To be done
Your task is to print every entry below exactly as given.

# # # #

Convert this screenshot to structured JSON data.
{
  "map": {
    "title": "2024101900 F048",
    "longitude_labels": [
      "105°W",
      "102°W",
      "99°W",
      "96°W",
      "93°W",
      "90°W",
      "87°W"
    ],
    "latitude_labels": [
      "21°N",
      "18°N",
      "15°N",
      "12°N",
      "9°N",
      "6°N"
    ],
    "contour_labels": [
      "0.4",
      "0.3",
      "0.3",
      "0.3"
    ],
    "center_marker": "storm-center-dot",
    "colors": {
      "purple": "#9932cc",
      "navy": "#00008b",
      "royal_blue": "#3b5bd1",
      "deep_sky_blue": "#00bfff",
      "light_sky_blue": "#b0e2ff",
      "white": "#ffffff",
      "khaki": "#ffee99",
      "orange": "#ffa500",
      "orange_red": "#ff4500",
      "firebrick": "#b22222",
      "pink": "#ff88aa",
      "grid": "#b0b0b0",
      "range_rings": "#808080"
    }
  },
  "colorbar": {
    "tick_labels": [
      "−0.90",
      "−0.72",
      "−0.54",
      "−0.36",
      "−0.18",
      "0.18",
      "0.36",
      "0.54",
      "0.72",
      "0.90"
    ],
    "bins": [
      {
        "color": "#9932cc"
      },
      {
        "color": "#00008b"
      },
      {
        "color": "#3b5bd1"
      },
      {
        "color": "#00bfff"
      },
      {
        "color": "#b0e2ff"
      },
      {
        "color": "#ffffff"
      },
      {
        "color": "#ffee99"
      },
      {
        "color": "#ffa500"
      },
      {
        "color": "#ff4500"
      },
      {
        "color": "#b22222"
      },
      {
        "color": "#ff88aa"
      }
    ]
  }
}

# # # #

Reply
Convert this screenshot to structured JSON data.
{
  "map": {
    "title": "2024101900 F048",
    "longitude_labels": [
      "105°W",
      "102°W",
      "99°W",
      "96°W",
      "93°W",
      "90°W",
      "87°W"
    ],
    "latitude_labels": [
      "21°N",
      "18°N",
      "15°N",
      "12°N",
      "9°N",
      "6°N"
    ],
    "contour_labels": [
      "0.4",
      "0.3",
      "0.3",
      "0.3"
    ],
    "center_marker": "storm-center-dot",
    "colors": {
      "purple": "#9932cc",
      "navy": "#00008b",
      "royal_blue": "#3b5bd1",
      "deep_sky_blue": "#00bfff",
      "light_sky_blue": "#b0e2ff",
      "white": "#ffffff",
      "khaki": "#ffee99",
      "orange": "#ffa500",
      "orange_red": "#ff4500",
      "firebrick": "#b22222",
      "pink": "#ff88aa",
      "grid": "#b0b0b0",
      "range_rings": "#808080"
    }
  },
  "colorbar": {
    "tick_labels": [
      "−0.90",
      "−0.72",
      "−0.54",
      "−0.36",
      "−0.18",
      "0.18",
      "0.36",
      "0.54",
      "0.72",
      "0.90"
    ],
    "bins": [
      {
        "color": "#9932cc"
      },
      {
        "color": "#00008b"
      },
      {
        "color": "#3b5bd1"
      },
      {
        "color": "#00bfff"
      },
      {
        "color": "#b0e2ff"
      },
      {
        "color": "#ffffff"
      },
      {
        "color": "#ffee99"
      },
      {
        "color": "#ffa500"
      },
      {
        "color": "#ff4500"
      },
      {
        "color": "#b22222"
      },
      {
        "color": "#ff88aa"
      }
    ]
  }
}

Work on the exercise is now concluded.